_CHALLENGE_
Transcribe the records in full, keeping every character as it is.

_INPUT_
▬▬▬▬▬▬
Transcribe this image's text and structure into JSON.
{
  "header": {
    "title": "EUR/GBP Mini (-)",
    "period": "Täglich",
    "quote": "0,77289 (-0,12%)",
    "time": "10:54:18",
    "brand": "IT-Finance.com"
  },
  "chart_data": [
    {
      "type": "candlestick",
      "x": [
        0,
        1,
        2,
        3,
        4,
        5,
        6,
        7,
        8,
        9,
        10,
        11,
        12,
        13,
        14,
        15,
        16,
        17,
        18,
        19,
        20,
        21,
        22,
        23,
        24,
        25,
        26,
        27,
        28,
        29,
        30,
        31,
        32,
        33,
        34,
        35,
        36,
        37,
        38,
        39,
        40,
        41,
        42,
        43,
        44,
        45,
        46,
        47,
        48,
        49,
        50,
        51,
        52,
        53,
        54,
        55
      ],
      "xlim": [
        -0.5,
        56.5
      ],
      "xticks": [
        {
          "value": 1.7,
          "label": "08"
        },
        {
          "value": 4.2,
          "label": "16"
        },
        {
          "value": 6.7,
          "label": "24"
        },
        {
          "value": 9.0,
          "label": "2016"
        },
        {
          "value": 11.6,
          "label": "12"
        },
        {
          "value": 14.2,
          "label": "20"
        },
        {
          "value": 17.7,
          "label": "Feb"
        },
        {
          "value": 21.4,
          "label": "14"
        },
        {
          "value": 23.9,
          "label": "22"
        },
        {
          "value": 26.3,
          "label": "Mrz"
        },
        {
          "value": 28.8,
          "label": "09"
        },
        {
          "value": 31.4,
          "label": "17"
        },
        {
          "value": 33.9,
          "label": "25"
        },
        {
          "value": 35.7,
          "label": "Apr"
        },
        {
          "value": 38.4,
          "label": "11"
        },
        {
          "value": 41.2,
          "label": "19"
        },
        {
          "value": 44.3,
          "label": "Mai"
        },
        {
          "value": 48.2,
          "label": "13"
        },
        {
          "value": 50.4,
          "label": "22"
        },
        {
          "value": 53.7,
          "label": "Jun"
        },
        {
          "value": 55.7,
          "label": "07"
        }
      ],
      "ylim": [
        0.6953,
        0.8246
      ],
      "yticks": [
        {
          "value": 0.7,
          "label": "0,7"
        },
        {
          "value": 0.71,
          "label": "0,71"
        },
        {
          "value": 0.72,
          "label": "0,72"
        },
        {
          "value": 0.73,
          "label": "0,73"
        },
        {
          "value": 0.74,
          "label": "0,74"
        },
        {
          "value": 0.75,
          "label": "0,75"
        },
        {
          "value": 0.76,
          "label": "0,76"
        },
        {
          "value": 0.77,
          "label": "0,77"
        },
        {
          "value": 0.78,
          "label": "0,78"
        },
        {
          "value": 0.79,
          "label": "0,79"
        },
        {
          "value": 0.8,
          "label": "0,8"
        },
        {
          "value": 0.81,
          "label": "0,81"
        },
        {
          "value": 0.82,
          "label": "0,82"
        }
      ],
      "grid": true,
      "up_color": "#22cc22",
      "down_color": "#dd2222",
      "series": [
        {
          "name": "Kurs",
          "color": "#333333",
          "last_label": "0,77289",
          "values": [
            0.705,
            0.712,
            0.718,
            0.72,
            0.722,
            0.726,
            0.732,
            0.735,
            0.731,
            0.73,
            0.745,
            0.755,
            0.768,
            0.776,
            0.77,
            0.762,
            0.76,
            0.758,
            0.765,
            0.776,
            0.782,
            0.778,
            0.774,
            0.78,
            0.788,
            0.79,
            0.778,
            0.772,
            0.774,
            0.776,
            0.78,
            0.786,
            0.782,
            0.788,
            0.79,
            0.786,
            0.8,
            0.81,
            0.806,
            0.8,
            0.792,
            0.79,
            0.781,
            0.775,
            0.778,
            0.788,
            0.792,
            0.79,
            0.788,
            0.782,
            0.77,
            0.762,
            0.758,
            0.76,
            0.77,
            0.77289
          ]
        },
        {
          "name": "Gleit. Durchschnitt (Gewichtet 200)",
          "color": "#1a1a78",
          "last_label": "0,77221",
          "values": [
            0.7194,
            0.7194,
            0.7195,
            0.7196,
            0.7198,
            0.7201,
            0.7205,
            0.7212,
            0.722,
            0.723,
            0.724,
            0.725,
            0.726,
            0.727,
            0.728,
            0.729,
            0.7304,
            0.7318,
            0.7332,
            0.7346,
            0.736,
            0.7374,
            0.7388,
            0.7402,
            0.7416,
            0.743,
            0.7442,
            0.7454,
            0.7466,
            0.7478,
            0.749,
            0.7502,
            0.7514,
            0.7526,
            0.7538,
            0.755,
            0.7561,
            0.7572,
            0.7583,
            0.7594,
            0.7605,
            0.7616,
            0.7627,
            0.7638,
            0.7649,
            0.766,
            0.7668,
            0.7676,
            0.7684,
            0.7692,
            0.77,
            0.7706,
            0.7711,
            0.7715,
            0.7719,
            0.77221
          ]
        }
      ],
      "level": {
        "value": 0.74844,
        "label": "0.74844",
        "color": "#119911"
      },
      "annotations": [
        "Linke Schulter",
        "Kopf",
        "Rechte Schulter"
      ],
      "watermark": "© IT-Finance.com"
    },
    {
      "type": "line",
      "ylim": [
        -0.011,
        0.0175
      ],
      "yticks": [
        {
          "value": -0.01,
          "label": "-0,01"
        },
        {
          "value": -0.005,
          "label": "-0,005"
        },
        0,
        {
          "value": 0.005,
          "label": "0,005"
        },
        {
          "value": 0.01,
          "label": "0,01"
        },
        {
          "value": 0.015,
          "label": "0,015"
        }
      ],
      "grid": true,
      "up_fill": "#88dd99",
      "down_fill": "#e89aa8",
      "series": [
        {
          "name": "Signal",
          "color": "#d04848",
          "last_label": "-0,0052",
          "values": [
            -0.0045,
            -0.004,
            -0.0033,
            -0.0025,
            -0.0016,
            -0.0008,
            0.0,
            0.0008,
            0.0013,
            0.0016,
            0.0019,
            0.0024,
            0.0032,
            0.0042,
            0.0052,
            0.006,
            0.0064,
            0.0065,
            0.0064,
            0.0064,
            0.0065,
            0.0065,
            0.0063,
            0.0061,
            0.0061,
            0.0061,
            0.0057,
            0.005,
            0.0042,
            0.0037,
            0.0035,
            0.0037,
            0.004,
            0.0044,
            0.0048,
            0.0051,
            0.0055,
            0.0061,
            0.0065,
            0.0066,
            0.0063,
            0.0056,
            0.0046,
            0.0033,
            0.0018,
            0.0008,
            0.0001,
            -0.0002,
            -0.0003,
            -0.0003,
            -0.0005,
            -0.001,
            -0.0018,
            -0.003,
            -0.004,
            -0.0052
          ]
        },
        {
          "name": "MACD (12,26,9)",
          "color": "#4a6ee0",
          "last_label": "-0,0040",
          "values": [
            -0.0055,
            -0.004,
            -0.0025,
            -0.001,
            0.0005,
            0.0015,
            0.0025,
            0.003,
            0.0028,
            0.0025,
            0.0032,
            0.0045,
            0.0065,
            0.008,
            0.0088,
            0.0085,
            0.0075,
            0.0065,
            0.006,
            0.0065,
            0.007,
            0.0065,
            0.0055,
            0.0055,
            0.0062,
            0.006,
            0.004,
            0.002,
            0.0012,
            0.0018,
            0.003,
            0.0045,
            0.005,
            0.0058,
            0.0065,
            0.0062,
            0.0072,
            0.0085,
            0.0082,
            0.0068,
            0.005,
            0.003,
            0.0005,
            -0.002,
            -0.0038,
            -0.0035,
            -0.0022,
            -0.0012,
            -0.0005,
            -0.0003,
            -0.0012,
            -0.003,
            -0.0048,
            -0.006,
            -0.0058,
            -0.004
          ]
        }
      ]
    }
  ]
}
▬▬▬▬▬▬
_OUTPUT OF THE TASK_
Transcribe this image's text and structure into JSON.
{
  "header": {
    "title": "EUR/GBP Mini (-)",
    "period": "Täglich",
    "quote": "0,77289 (-0,12%)",
    "time": "10:54:18",
    "brand": "IT-Finance.com"
  },
  "chart_data": [
    {
      "type": "candlestick",
      "x": [
        0,
        1,
        2,
        3,
        4,
        5,
        6,
        7,
        8,
        9,
        10,
        11,
        12,
        13,
        14,
        15,
        16,
        17,
        18,
        19,
        20,
        21,
        22,
        23,
        24,
        25,
        26,
        27,
        28,
        29,
        30,
        31,
        32,
        33,
        34,
        35,
        36,
        37,
        38,
        39,
        40,
        41,
        42,
        43,
        44,
        45,
        46,
        47,
        48,
        49,
        50,
        51,
        52,
        53,
        54,
        55
      ],
      "xlim": [
        -0.5,
        56.5
      ],
      "xticks": [
        {
          "value": 1.7,
          "label": "08"
        },
        {
          "value": 4.2,
          "label": "16"
        },
        {
          "value": 6.7,
          "label": "24"
        },
        {
          "value": 9.0,
          "label": "2016"
        },
        {
          "value": 11.6,
          "label": "12"
        },
        {
          "value": 14.2,
          "label": "20"
        },
        {
          "value": 17.7,
          "label": "Feb"
        },
        {
          "value": 21.4,
          "label": "14"
        },
        {
          "value": 23.9,
          "label": "22"
        },
        {
          "value": 26.3,
          "label": "Mrz"
        },
        {
          "value": 28.8,
          "label": "09"
        },
        {
          "value": 31.4,
          "label": "17"
        },
        {
          "value": 33.9,
          "label": "25"
        },
        {
          "value": 35.7,
          "label": "Apr"
        },
        {
          "value": 38.4,
          "label": "11"
        },
        {
          "value": 41.2,
          "label": "19"
        },
        {
          "value": 44.3,
          "label": "Mai"
        },
        {
          "value": 48.2,
          "label": "13"
        },
        {
          "value": 50.4,
          "label": "22"
        },
        {
          "value": 53.7,
          "label": "Jun"
        },
        {
          "value": 55.7,
          "label": "07"
        }
      ],
      "ylim": [
        0.6953,
        0.8246
      ],
      "yticks": [
        {
          "value": 0.7,
          "label": "0,7"
        },
        {
          "value": 0.71,
          "label": "0,71"
        },
        {
          "value": 0.72,
          "label": "0,72"
        },
        {
          "value": 0.73,
          "label": "0,73"
        },
        {
          "value": 0.74,
          "label": "0,74"
        },
        {
          "value": 0.75,
          "label": "0,75"
        },
        {
          "value": 0.76,
          "label": "0,76"
        },
        {
          "value": 0.77,
          "label": "0,77"
        },
        {
          "value": 0.78,
          "label": "0,78"
        },
        {
          "value": 0.79,
          "label": "0,79"
        },
        {
          "value": 0.8,
          "label": "0,8"
        },
        {
          "value": 0.81,
          "label": "0,81"
        },
        {
          "value": 0.82,
          "label": "0,82"
        }
      ],
      "grid": true,
      "up_color": "#22cc22",
      "down_color": "#dd2222",
      "series": [
        {
          "name": "Kurs",
          "color": "#333333",
          "last_label": "0,77289",
          "values": [
            0.705,
            0.712,
            0.718,
            0.72,
            0.722,
            0.726,
            0.732,
            0.735,
            0.731,
            0.73,
            0.745,
            0.755,
            0.768,
            0.776,
            0.77,
            0.762,
            0.76,
            0.758,
            0.765,
            0.776,
            0.782,
            0.778,
            0.774,
            0.78,
            0.788,
            0.79,
            0.778,
            0.772,
            0.774,
            0.776,
            0.78,
            0.786,
            0.782,
            0.788,
            0.79,
            0.786,
            0.8,
            0.81,
            0.806,
            0.8,
            0.792,
            0.79,
            0.781,
            0.775,
            0.778,
            0.788,
            0.792,
            0.79,
            0.788,
            0.782,
            0.77,
            0.762,
            0.758,
            0.76,
            0.77,
            0.77289
          ]
        },
        {
          "name": "Gleit. Durchschnitt (Gewichtet 200)",
          "color": "#1a1a78",
          "last_label": "0,77221",
          "values": [
            0.7194,
            0.7194,
            0.7195,
            0.7196,
            0.7198,
            0.7201,
            0.7205,
            0.7212,
            0.722,
            0.723,
            0.724,
            0.725,
            0.726,
            0.727,
            0.728,
            0.729,
            0.7304,
            0.7318,
            0.7332,
            0.7346,
            0.736,
            0.7374,
            0.7388,
            0.7402,
            0.7416,
            0.743,
            0.7442,
            0.7454,
            0.7466,
            0.7478,
            0.749,
            0.7502,
            0.7514,
            0.7526,
            0.7538,
            0.755,
            0.7561,
            0.7572,
            0.7583,
            0.7594,
            0.7605,
            0.7616,
            0.7627,
            0.7638,
            0.7649,
            0.766,
            0.7668,
            0.7676,
            0.7684,
            0.7692,
            0.77,
            0.7706,
            0.7711,
            0.7715,
            0.7719,
            0.77221
          ]
        }
      ],
      "level": {
        "value": 0.74844,
        "label": "0.74844",
        "color": "#119911"
      },
      "annotations": [
        "Linke Schulter",
        "Kopf",
        "Rechte Schulter"
      ],
      "watermark": "© IT-Finance.com"
    },
    {
      "type": "line",
      "ylim": [
        -0.011,
        0.0175
      ],
      "yticks": [
        {
          "value": -0.01,
          "label": "-0,01"
        },
        {
          "value": -0.005,
          "label": "-0,005"
        },
        0,
        {
          "value": 0.005,
          "label": "0,005"
        },
        {
          "value": 0.01,
          "label": "0,01"
        },
        {
          "value": 0.015,
          "label": "0,015"
        }
      ],
      "grid": true,
      "up_fill": "#88dd99",
      "down_fill": "#e89aa8",
      "series": [
        {
          "name": "Signal",
          "color": "#d04848",
          "last_label": "-0,0052",
          "values": [
            -0.0045,
            -0.004,
            -0.0033,
            -0.0025,
            -0.0016,
            -0.0008,
            0.0,
            0.0008,
            0.0013,
            0.0016,
            0.0019,
            0.0024,
            0.0032,
            0.0042,
            0.0052,
            0.006,
            0.0064,
            0.0065,
            0.0064,
            0.0064,
            0.0065,
            0.0065,
            0.0063,
            0.0061,
            0.0061,
            0.0061,
            0.0057,
            0.005,
            0.0042,
            0.0037,
            0.0035,
            0.0037,
            0.004,
            0.0044,
            0.0048,
            0.0051,
            0.0055,
            0.0061,
            0.0065,
            0.0066,
            0.0063,
            0.0056,
            0.0046,
            0.0033,
            0.0018,
            0.0008,
            0.0001,
            -0.0002,
            -0.0003,
            -0.0003,
            -0.0005,
            -0.001,
            -0.0018,
            -0.003,
            -0.004,
            -0.0052
          ]
        },
        {
          "name": "MACD (12,26,9)",
          "color": "#4a6ee0",
          "last_label": "-0,0040",
          "values": [
            -0.0055,
            -0.004,
            -0.0025,
            -0.001,
            0.0005,
            0.0015,
            0.0025,
            0.003,
            0.0028,
            0.0025,
            0.0032,
            0.0045,
            0.0065,
            0.008,
            0.0088,
            0.0085,
            0.0075,
            0.0065,
            0.006,
            0.0065,
            0.007,
            0.0065,
            0.0055,
            0.0055,
            0.0062,
            0.006,
            0.004,
            0.002,
            0.0012,
            0.0018,
            0.003,
            0.0045,
            0.005,
            0.0058,
            0.0065,
            0.0062,
            0.0072,
            0.0085,
            0.0082,
            0.0068,
            0.005,
            0.003,
            0.0005,
            -0.002,
            -0.0038,
            -0.0035,
            -0.0022,
            -0.0012,
            -0.0005,
            -0.0003,
            -0.0012,
            -0.003,
            -0.0048,
            -0.006,
            -0.0058,
            -0.004
          ]
        }
      ]
    }
  ]
}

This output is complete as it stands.